*STORED DATA*.

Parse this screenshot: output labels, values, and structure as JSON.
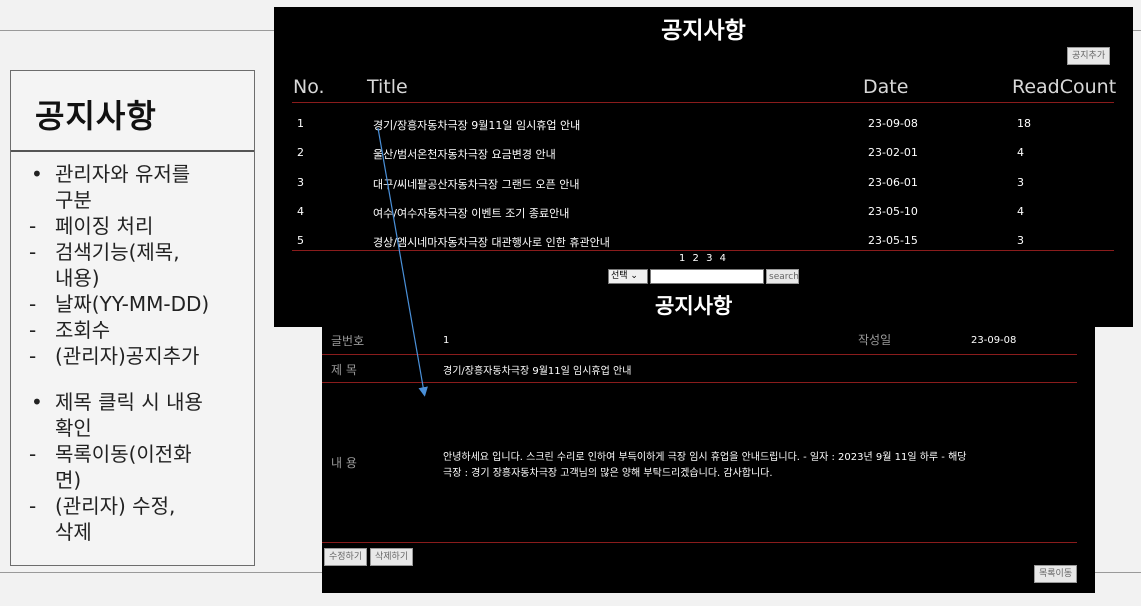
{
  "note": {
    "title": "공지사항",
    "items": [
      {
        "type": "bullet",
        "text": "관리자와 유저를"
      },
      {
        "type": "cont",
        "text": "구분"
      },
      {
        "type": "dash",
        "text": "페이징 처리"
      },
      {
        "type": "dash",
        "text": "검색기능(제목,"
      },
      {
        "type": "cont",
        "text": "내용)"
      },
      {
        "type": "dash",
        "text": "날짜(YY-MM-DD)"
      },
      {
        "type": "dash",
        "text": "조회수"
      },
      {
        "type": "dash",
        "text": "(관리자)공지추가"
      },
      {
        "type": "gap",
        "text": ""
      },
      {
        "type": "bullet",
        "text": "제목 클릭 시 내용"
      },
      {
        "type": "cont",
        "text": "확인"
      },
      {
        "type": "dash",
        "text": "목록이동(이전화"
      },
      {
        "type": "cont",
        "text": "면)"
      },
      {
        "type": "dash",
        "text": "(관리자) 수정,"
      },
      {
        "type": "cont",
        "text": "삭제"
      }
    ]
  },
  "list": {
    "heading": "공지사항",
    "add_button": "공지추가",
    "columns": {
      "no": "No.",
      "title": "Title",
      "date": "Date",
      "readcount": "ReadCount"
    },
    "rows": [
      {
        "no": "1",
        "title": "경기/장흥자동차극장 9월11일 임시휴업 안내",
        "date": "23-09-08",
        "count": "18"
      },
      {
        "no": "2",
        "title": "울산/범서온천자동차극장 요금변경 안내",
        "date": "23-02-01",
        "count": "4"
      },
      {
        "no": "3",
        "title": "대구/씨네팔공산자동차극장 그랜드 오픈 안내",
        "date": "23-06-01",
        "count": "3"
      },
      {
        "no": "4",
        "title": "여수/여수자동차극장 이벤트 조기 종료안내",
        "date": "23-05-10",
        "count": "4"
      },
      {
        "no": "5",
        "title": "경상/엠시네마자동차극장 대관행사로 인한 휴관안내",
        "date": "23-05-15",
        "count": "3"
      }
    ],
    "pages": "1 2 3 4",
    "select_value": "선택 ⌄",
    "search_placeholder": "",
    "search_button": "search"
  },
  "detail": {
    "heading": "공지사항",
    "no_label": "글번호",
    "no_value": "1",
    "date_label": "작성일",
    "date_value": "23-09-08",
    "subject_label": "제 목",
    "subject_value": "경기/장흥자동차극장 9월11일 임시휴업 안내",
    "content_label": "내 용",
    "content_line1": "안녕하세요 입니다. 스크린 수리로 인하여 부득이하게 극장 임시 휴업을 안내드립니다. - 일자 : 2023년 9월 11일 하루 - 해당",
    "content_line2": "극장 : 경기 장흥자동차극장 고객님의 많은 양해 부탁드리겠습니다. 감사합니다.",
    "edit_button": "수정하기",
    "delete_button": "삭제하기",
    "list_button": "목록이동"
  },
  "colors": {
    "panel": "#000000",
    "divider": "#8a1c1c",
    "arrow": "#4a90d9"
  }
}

*SHORT TASK*.
Each record should be quoted exactly, with the images omitted.

*ANSWER IN FULL*.
Parse this screenshot: output labels, values, and structure as JSON.
{
  "note": {
    "title": "공지사항",
    "items": [
      {
        "type": "bullet",
        "text": "관리자와 유저를"
      },
      {
        "type": "cont",
        "text": "구분"
      },
      {
        "type": "dash",
        "text": "페이징 처리"
      },
      {
        "type": "dash",
        "text": "검색기능(제목,"
      },
      {
        "type": "cont",
        "text": "내용)"
      },
      {
        "type": "dash",
        "text": "날짜(YY-MM-DD)"
      },
      {
        "type": "dash",
        "text": "조회수"
      },
      {
        "type": "dash",
        "text": "(관리자)공지추가"
      },
      {
        "type": "gap",
        "text": ""
      },
      {
        "type": "bullet",
        "text": "제목 클릭 시 내용"
      },
      {
        "type": "cont",
        "text": "확인"
      },
      {
        "type": "dash",
        "text": "목록이동(이전화"
      },
      {
        "type": "cont",
        "text": "면)"
      },
      {
        "type": "dash",
        "text": "(관리자) 수정,"
      },
      {
        "type": "cont",
        "text": "삭제"
      }
    ]
  },
  "list": {
    "heading": "공지사항",
    "add_button": "공지추가",
    "columns": {
      "no": "No.",
      "title": "Title",
      "date": "Date",
      "readcount": "ReadCount"
    },
    "rows": [
      {
        "no": "1",
        "title": "경기/장흥자동차극장 9월11일 임시휴업 안내",
        "date": "23-09-08",
        "count": "18"
      },
      {
        "no": "2",
        "title": "울산/범서온천자동차극장 요금변경 안내",
        "date": "23-02-01",
        "count": "4"
      },
      {
        "no": "3",
        "title": "대구/씨네팔공산자동차극장 그랜드 오픈 안내",
        "date": "23-06-01",
        "count": "3"
      },
      {
        "no": "4",
        "title": "여수/여수자동차극장 이벤트 조기 종료안내",
        "date": "23-05-10",
        "count": "4"
      },
      {
        "no": "5",
        "title": "경상/엠시네마자동차극장 대관행사로 인한 휴관안내",
        "date": "23-05-15",
        "count": "3"
      }
    ],
    "pages": "1 2 3 4",
    "select_value": "선택 ⌄",
    "search_placeholder": "",
    "search_button": "search"
  },
  "detail": {
    "heading": "공지사항",
    "no_label": "글번호",
    "no_value": "1",
    "date_label": "작성일",
    "date_value": "23-09-08",
    "subject_label": "제 목",
    "subject_value": "경기/장흥자동차극장 9월11일 임시휴업 안내",
    "content_label": "내 용",
    "content_line1": "안녕하세요 입니다. 스크린 수리로 인하여 부득이하게 극장 임시 휴업을 안내드립니다. - 일자 : 2023년 9월 11일 하루 - 해당",
    "content_line2": "극장 : 경기 장흥자동차극장 고객님의 많은 양해 부탁드리겠습니다. 감사합니다.",
    "edit_button": "수정하기",
    "delete_button": "삭제하기",
    "list_button": "목록이동"
  },
  "colors": {
    "panel": "#000000",
    "divider": "#8a1c1c",
    "arrow": "#4a90d9"
  }
}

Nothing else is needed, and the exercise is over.